# START OF Raw data
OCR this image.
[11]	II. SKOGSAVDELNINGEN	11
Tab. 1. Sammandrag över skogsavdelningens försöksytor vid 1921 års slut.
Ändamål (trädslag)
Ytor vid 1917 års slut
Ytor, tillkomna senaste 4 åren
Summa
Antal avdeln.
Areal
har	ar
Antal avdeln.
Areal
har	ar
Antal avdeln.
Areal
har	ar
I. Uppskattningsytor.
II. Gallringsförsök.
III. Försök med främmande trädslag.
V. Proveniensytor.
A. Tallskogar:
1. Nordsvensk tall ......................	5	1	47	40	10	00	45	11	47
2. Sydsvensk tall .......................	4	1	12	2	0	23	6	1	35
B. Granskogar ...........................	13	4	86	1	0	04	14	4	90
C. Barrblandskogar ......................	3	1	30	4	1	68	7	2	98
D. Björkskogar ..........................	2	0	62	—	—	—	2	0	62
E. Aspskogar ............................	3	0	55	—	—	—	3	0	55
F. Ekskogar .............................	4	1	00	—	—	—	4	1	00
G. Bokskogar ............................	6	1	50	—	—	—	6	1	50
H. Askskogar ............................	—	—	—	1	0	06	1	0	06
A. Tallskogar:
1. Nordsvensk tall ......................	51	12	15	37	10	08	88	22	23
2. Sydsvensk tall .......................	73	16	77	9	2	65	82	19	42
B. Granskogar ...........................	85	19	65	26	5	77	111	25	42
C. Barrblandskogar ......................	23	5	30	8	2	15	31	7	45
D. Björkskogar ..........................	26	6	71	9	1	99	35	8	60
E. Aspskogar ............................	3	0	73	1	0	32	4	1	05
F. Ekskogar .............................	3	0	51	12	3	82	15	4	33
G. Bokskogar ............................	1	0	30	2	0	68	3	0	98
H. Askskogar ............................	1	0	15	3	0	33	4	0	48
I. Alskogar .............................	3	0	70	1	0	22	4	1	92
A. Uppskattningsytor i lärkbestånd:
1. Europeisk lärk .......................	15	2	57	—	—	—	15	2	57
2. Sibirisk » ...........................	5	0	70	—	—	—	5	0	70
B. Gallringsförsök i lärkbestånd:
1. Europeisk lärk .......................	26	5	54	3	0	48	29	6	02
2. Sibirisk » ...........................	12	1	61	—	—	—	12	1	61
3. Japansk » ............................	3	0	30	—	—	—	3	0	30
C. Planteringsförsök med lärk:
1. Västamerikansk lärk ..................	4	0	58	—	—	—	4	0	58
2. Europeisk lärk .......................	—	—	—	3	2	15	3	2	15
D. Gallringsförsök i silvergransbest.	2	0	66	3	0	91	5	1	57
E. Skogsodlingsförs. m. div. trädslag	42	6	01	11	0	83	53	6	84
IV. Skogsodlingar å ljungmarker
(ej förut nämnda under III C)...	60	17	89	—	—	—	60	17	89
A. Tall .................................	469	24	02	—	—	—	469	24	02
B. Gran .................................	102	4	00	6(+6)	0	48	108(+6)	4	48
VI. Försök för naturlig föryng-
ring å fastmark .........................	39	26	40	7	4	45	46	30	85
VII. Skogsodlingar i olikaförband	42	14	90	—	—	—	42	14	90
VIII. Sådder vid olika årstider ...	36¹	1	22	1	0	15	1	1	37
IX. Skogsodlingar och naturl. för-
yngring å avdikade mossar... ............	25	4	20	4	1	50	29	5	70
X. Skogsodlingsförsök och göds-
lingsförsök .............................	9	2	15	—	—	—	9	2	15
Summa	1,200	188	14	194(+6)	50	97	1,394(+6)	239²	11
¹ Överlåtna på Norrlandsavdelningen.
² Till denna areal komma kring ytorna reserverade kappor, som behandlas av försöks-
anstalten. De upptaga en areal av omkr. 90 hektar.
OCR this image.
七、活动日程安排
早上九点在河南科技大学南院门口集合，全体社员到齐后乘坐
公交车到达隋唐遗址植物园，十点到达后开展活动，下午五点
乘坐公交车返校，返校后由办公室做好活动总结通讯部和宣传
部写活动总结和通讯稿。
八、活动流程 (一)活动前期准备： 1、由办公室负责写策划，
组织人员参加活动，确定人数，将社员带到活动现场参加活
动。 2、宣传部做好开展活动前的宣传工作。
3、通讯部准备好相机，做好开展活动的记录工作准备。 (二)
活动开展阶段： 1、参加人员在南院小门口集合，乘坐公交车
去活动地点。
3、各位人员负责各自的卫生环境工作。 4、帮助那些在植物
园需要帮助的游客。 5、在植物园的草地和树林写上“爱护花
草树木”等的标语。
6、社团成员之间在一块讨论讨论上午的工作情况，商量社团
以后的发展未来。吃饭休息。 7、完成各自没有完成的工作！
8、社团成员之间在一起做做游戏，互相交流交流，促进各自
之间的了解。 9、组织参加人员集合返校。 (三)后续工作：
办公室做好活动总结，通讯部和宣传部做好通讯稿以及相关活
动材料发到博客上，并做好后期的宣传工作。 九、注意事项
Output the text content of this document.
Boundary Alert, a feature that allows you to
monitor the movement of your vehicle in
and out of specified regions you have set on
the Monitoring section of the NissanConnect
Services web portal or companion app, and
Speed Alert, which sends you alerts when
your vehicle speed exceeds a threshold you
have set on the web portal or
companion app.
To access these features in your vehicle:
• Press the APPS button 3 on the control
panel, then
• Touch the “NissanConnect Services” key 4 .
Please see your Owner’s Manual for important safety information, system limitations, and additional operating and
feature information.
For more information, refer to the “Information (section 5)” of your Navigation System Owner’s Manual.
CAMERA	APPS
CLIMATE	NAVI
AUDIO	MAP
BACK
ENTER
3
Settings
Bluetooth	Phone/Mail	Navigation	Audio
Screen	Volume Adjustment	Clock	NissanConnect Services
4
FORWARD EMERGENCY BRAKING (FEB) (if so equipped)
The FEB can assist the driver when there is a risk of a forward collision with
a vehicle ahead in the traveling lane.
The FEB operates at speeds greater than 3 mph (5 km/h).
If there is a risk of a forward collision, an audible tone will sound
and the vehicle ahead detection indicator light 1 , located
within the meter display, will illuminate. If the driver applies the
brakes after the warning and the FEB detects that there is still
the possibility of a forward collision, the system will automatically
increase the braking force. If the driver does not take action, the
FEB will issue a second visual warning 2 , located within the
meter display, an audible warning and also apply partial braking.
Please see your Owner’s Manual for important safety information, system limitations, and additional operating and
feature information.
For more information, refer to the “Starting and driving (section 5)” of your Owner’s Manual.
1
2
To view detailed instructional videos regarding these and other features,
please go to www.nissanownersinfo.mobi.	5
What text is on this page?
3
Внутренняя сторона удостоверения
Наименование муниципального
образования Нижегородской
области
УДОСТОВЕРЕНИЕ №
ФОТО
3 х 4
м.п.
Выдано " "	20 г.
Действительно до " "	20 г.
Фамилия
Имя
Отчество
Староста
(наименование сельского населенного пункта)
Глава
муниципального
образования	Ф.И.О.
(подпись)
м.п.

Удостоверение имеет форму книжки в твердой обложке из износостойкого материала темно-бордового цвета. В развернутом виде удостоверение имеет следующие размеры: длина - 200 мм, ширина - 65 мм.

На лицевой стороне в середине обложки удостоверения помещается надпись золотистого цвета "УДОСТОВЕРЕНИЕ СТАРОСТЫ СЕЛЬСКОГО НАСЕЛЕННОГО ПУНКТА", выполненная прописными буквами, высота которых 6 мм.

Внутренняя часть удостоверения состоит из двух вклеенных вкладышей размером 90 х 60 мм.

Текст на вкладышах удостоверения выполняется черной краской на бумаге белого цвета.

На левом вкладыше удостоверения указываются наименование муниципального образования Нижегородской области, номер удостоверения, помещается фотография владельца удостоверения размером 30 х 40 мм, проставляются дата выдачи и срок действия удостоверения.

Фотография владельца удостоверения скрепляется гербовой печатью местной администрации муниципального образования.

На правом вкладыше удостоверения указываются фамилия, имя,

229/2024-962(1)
# END OF Raw data
### Work to do
Determine the number of lines in these entries that contain the word "Navigation", and write only that number.

### Exercise result
2